### [What is being asked]
Isolate every line in the records below with "erforderlich" in it.

### [Data records]

-------

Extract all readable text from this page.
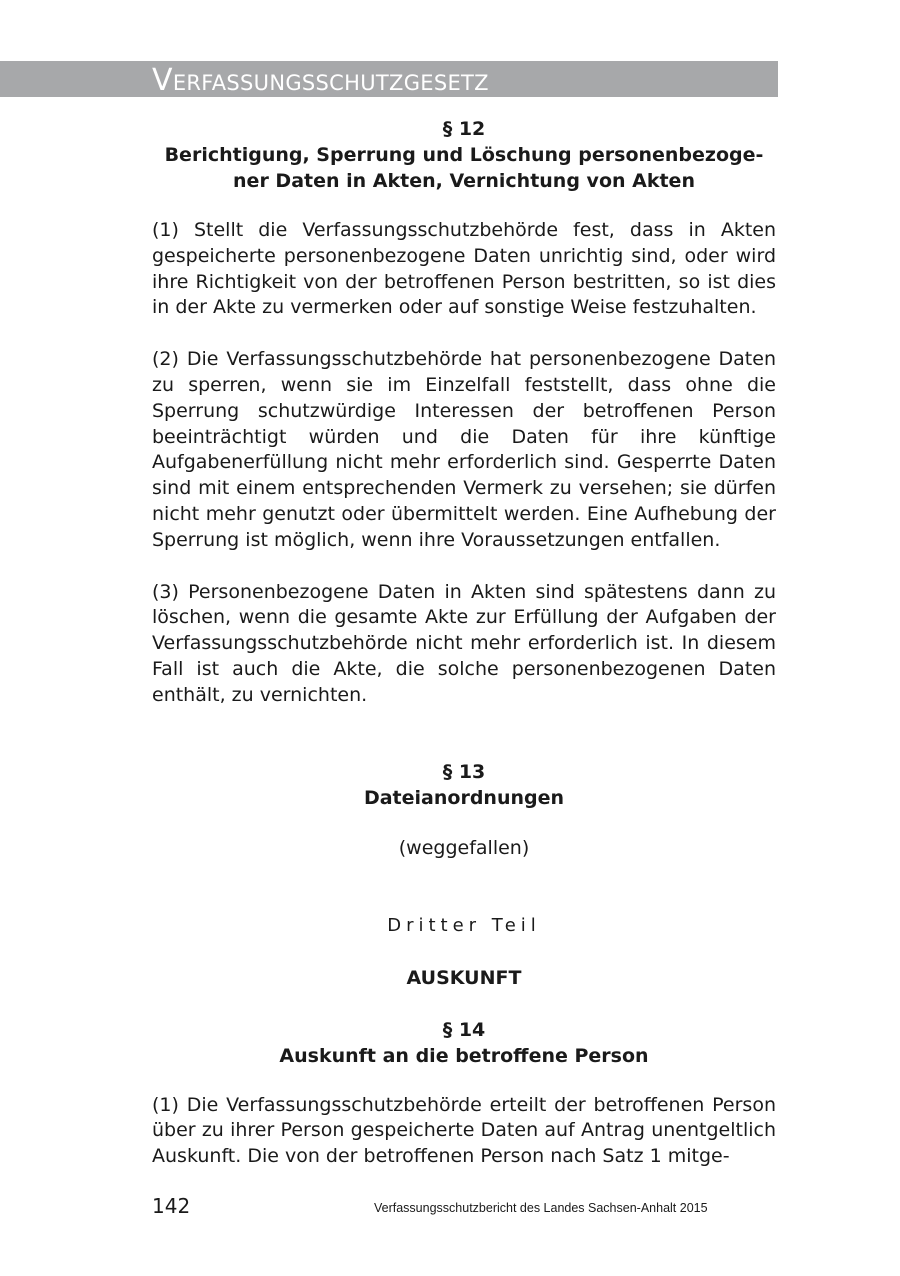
Verfassungsschutzgesetz

§ 12

Berichtigung, Sperrung und Löschung personenbezoge-

ner Daten in Akten, Vernichtung von Akten

(1) Stellt die Verfassungsschutzbehörde fest, dass in Akten gespeicherte personenbezogene Daten unrichtig sind, oder wird ihre Richtigkeit von der betroffenen Person bestritten, so ist dies in der Akte zu vermerken oder auf sonstige Weise festzuhalten.

(2) Die Verfassungsschutzbehörde hat personenbezogene Daten zu sperren, wenn sie im Einzelfall feststellt, dass ohne die Sperrung schutzwürdige Interessen der betroffenen Person beeinträchtigt würden und die Daten für ihre künftige Aufgabenerfüllung nicht mehr erforderlich sind. Gesperrte Daten sind mit einem entsprechenden Vermerk zu versehen; sie dürfen nicht mehr genutzt oder übermittelt werden. Eine Aufhebung der Sperrung ist möglich, wenn ihre Voraussetzungen entfallen.

(3) Personenbezogene Daten in Akten sind spätestens dann zu löschen, wenn die gesamte Akte zur Erfüllung der Aufgaben der Verfassungsschutzbehörde nicht mehr erforderlich ist. In diesem Fall ist auch die Akte, die solche personenbezogenen Daten enthält, zu vernichten.

§ 13

Dateianordnungen

(weggefallen)

Dritter Teil

AUSKUNFT

§ 14

Auskunft an die betroffene Person

(1) Die Verfassungsschutzbehörde erteilt der betroffenen Person über zu ihrer Person gespeicherte Daten auf Antrag unentgeltlich Auskunft. Die von der betroffenen Person nach Satz 1 mitge-

142	Verfassungsschutzbericht des Landes Sachsen-Anhalt 2015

-------

### [Right answer]
(2) Die Verfassungsschutzbehörde hat personenbezogene Daten zu sperren, wenn sie im Einzelfall feststellt, dass ohne die Sperrung schutzwürdige Interessen der betroffenen Person beeinträchtigt würden und die Daten für ihre künftige Aufgabenerfüllung nicht mehr erforderlich sind. Gesperrte Daten sind mit einem entsprechenden Vermerk zu versehen; sie dürfen nicht mehr genutzt oder übermittelt werden. Eine Aufhebung der Sperrung ist möglich, wenn ihre Voraussetzungen entfallen.
(3) Personenbezogene Daten in Akten sind spätestens dann zu löschen, wenn die gesamte Akte zur Erfüllung der Aufgaben der Verfassungsschutzbehörde nicht mehr erforderlich ist. In diesem Fall ist auch die Akte, die solche personenbezogenen Daten enthält, zu vernichten.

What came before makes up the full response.